▶ [Written request]:
Reproduce the records below exactly as given.

(Extracted records)
====

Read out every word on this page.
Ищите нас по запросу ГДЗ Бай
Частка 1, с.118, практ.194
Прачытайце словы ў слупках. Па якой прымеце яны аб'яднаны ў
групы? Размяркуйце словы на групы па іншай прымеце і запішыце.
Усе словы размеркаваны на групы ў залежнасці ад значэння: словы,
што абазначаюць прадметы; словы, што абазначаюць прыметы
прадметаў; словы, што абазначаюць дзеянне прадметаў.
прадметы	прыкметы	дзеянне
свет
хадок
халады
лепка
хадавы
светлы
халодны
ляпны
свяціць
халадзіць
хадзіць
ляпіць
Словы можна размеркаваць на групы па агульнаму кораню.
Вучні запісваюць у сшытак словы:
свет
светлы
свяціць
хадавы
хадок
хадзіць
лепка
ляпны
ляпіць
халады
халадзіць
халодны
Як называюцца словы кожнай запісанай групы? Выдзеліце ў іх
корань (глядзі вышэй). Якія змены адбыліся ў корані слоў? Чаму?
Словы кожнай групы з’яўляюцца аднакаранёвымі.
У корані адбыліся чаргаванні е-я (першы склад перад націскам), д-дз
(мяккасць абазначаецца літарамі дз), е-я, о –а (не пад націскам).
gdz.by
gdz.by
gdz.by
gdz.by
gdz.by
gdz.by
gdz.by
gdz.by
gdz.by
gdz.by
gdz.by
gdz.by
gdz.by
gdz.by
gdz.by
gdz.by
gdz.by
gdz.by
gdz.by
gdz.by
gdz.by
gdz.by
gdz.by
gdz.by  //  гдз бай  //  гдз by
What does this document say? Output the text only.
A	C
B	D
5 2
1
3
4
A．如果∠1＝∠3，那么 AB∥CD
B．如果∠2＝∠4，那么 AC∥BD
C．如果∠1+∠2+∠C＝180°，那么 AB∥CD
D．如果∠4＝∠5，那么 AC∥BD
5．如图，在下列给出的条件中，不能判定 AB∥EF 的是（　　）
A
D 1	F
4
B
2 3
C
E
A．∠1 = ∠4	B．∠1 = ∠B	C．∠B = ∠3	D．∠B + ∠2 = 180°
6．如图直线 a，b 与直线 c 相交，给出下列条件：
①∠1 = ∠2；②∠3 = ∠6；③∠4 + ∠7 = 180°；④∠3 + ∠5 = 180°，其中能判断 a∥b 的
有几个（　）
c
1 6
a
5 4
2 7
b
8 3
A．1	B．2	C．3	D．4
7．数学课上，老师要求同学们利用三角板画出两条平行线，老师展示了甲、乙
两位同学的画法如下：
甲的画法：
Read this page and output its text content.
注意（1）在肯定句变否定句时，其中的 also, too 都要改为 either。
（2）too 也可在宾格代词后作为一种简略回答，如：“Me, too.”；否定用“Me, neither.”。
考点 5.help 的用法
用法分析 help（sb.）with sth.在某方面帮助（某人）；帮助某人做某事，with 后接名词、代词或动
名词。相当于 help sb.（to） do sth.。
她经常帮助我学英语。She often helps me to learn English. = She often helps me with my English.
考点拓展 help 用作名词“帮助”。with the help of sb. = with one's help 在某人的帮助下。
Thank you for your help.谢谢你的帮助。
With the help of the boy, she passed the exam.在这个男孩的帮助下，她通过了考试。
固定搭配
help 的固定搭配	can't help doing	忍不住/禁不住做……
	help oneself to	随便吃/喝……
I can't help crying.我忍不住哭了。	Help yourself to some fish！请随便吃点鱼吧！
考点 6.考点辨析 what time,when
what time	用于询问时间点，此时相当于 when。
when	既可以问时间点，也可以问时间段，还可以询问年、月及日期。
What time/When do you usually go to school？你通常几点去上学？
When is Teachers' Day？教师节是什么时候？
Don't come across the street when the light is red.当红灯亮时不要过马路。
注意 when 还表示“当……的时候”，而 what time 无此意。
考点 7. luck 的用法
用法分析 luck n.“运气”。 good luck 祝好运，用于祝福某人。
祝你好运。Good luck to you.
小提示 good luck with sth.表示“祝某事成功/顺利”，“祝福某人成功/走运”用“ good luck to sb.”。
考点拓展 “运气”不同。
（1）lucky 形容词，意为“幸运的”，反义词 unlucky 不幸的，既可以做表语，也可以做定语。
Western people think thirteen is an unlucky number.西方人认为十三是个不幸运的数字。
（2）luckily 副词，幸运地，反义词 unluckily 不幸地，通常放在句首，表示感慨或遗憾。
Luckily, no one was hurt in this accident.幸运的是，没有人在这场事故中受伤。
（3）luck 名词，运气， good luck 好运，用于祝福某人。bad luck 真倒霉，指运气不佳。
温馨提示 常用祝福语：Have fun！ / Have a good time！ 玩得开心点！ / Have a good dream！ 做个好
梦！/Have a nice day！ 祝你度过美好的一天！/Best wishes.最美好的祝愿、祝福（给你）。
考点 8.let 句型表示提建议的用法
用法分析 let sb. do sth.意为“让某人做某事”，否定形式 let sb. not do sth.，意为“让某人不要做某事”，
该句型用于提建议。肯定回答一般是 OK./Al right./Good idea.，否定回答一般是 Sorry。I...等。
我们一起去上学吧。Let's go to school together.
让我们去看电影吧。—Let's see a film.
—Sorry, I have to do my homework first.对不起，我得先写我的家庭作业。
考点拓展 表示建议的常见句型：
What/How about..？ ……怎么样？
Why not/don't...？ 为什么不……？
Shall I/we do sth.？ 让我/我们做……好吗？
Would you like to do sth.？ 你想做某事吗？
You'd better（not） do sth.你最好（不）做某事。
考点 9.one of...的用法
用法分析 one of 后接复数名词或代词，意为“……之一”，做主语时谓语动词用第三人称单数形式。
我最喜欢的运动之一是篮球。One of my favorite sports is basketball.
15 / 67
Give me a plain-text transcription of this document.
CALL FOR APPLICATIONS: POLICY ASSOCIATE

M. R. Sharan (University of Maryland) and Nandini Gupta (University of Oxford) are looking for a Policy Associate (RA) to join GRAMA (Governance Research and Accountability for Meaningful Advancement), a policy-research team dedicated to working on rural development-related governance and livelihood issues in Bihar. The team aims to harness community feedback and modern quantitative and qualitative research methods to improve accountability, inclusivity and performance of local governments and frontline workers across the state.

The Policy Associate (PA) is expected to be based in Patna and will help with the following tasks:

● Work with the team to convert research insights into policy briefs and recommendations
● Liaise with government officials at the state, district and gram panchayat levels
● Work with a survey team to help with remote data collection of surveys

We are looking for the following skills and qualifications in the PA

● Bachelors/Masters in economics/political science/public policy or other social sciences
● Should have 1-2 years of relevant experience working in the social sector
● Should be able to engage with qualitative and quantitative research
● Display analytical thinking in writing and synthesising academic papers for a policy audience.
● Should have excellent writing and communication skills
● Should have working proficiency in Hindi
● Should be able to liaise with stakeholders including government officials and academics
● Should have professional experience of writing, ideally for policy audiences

====

▶ [Answer to the problem]:
Read out every word on this page.
Ищите нас по запросу ГДЗ Бай
Частка 1, с.118, практ.194
Прачытайце словы ў слупках. Па якой прымеце яны аб'яднаны ў
групы? Размяркуйце словы на групы па іншай прымеце і запішыце.
Усе словы размеркаваны на групы ў залежнасці ад значэння: словы,
што абазначаюць прадметы; словы, што абазначаюць прыметы
прадметаў; словы, што абазначаюць дзеянне прадметаў.
прадметы	прыкметы	дзеянне
свет
хадок
халады
лепка
хадавы
светлы
халодны
ляпны
свяціць
халадзіць
хадзіць
ляпіць
Словы можна размеркаваць на групы па агульнаму кораню.
Вучні запісваюць у сшытак словы:
свет
светлы
свяціць
хадавы
хадок
хадзіць
лепка
ляпны
ляпіць
халады
халадзіць
халодны
Як называюцца словы кожнай запісанай групы? Выдзеліце ў іх
корань (глядзі вышэй). Якія змены адбыліся ў корані слоў? Чаму?
Словы кожнай групы з’яўляюцца аднакаранёвымі.
У корані адбыліся чаргаванні е-я (першы склад перад націскам), д-дз
(мяккасць абазначаецца літарамі дз), е-я, о –а (не пад націскам).
gdz.by
gdz.by
gdz.by
gdz.by
gdz.by
gdz.by
gdz.by
gdz.by
gdz.by
gdz.by
gdz.by
gdz.by
gdz.by
gdz.by
gdz.by
gdz.by
gdz.by
gdz.by
gdz.by
gdz.by
gdz.by
gdz.by
gdz.by
gdz.by  //  гдз бай  //  гдз by
What does this document say? Output the text only.
A	C
B	D
5 2
1
3
4
A．如果∠1＝∠3，那么 AB∥CD
B．如果∠2＝∠4，那么 AC∥BD
C．如果∠1+∠2+∠C＝180°，那么 AB∥CD
D．如果∠4＝∠5，那么 AC∥BD
5．如图，在下列给出的条件中，不能判定 AB∥EF 的是（　　）
A
D 1	F
4
B
2 3
C
E
A．∠1 = ∠4	B．∠1 = ∠B	C．∠B = ∠3	D．∠B + ∠2 = 180°
6．如图直线 a，b 与直线 c 相交，给出下列条件：
①∠1 = ∠2；②∠3 = ∠6；③∠4 + ∠7 = 180°；④∠3 + ∠5 = 180°，其中能判断 a∥b 的
有几个（　）
c
1 6
a
5 4
2 7
b
8 3
A．1	B．2	C．3	D．4
7．数学课上，老师要求同学们利用三角板画出两条平行线，老师展示了甲、乙
两位同学的画法如下：
甲的画法：
Read this page and output its text content.
注意（1）在肯定句变否定句时，其中的 also, too 都要改为 either。
（2）too 也可在宾格代词后作为一种简略回答，如：“Me, too.”；否定用“Me, neither.”。
考点 5.help 的用法
用法分析 help（sb.）with sth.在某方面帮助（某人）；帮助某人做某事，with 后接名词、代词或动
名词。相当于 help sb.（to） do sth.。
她经常帮助我学英语。She often helps me to learn English. = She often helps me with my English.
考点拓展 help 用作名词“帮助”。with the help of sb. = with one's help 在某人的帮助下。
Thank you for your help.谢谢你的帮助。
With the help of the boy, she passed the exam.在这个男孩的帮助下，她通过了考试。
固定搭配
help 的固定搭配	can't help doing	忍不住/禁不住做……
	help oneself to	随便吃/喝……
I can't help crying.我忍不住哭了。	Help yourself to some fish！请随便吃点鱼吧！
考点 6.考点辨析 what time,when
what time	用于询问时间点，此时相当于 when。
when	既可以问时间点，也可以问时间段，还可以询问年、月及日期。
What time/When do you usually go to school？你通常几点去上学？
When is Teachers' Day？教师节是什么时候？
Don't come across the street when the light is red.当红灯亮时不要过马路。
注意 when 还表示“当……的时候”，而 what time 无此意。
考点 7. luck 的用法
用法分析 luck n.“运气”。 good luck 祝好运，用于祝福某人。
祝你好运。Good luck to you.
小提示 good luck with sth.表示“祝某事成功/顺利”，“祝福某人成功/走运”用“ good luck to sb.”。
考点拓展 “运气”不同。
（1）lucky 形容词，意为“幸运的”，反义词 unlucky 不幸的，既可以做表语，也可以做定语。
Western people think thirteen is an unlucky number.西方人认为十三是个不幸运的数字。
（2）luckily 副词，幸运地，反义词 unluckily 不幸地，通常放在句首，表示感慨或遗憾。
Luckily, no one was hurt in this accident.幸运的是，没有人在这场事故中受伤。
（3）luck 名词，运气， good luck 好运，用于祝福某人。bad luck 真倒霉，指运气不佳。
温馨提示 常用祝福语：Have fun！ / Have a good time！ 玩得开心点！ / Have a good dream！ 做个好
梦！/Have a nice day！ 祝你度过美好的一天！/Best wishes.最美好的祝愿、祝福（给你）。
考点 8.let 句型表示提建议的用法
用法分析 let sb. do sth.意为“让某人做某事”，否定形式 let sb. not do sth.，意为“让某人不要做某事”，
该句型用于提建议。肯定回答一般是 OK./Al right./Good idea.，否定回答一般是 Sorry。I...等。
我们一起去上学吧。Let's go to school together.
让我们去看电影吧。—Let's see a film.
—Sorry, I have to do my homework first.对不起，我得先写我的家庭作业。
考点拓展 表示建议的常见句型：
What/How about..？ ……怎么样？
Why not/don't...？ 为什么不……？
Shall I/we do sth.？ 让我/我们做……好吗？
Would you like to do sth.？ 你想做某事吗？
You'd better（not） do sth.你最好（不）做某事。
考点 9.one of...的用法
用法分析 one of 后接复数名词或代词，意为“……之一”，做主语时谓语动词用第三人称单数形式。
我最喜欢的运动之一是篮球。One of my favorite sports is basketball.
15 / 67
Give me a plain-text transcription of this document.
CALL FOR APPLICATIONS: POLICY ASSOCIATE

M. R. Sharan (University of Maryland) and Nandini Gupta (University of Oxford) are looking for a Policy Associate (RA) to join GRAMA (Governance Research and Accountability for Meaningful Advancement), a policy-research team dedicated to working on rural development-related governance and livelihood issues in Bihar. The team aims to harness community feedback and modern quantitative and qualitative research methods to improve accountability, inclusivity and performance of local governments and frontline workers across the state.

The Policy Associate (PA) is expected to be based in Patna and will help with the following tasks:

● Work with the team to convert research insights into policy briefs and recommendations
● Liaise with government officials at the state, district and gram panchayat levels
● Work with a survey team to help with remote data collection of surveys

We are looking for the following skills and qualifications in the PA

● Bachelors/Masters in economics/political science/public policy or other social sciences
● Should have 1-2 years of relevant experience working in the social sector
● Should be able to engage with qualitative and quantitative research
● Display analytical thinking in writing and synthesising academic papers for a policy audience.
● Should have excellent writing and communication skills
● Should have working proficiency in Hindi
● Should be able to liaise with stakeholders including government officials and academics
● Should have professional experience of writing, ideally for policy audiences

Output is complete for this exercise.